§ **Instructions to follow**:
Present every line in which the string "label" appears.

§ **Listing**:
_ _ _ _ _
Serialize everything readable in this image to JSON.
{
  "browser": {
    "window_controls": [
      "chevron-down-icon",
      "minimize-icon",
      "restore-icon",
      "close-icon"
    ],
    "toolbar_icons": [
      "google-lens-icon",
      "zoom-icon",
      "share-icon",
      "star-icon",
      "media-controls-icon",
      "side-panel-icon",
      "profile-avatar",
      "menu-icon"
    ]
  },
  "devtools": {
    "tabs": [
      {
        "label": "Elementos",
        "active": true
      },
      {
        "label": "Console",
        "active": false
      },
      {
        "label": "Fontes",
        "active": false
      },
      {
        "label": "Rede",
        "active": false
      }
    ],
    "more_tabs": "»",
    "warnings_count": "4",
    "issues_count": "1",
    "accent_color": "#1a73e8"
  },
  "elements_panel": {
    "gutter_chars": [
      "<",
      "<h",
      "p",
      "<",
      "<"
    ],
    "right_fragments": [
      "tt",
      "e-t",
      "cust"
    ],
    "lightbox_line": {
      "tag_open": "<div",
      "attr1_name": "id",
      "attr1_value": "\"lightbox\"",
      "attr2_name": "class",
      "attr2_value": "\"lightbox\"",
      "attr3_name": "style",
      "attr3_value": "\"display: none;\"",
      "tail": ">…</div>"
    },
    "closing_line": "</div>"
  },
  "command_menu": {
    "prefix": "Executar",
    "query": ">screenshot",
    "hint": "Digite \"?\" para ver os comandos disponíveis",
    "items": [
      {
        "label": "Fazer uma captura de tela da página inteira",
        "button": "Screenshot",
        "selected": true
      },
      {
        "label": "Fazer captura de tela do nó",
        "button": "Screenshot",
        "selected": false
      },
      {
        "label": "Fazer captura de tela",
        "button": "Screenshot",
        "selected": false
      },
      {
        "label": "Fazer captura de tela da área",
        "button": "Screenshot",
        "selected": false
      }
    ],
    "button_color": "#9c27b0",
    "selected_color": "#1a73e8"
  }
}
_ _ _ _ _
§ **Reply**:
        "label": "Elementos",
        "label": "Console",
        "label": "Fontes",
        "label": "Rede",
        "label": "Fazer uma captura de tela da página inteira",
        "label": "Fazer captura de tela do nó",
        "label": "Fazer captura de tela",
        "label": "Fazer captura de tela da área",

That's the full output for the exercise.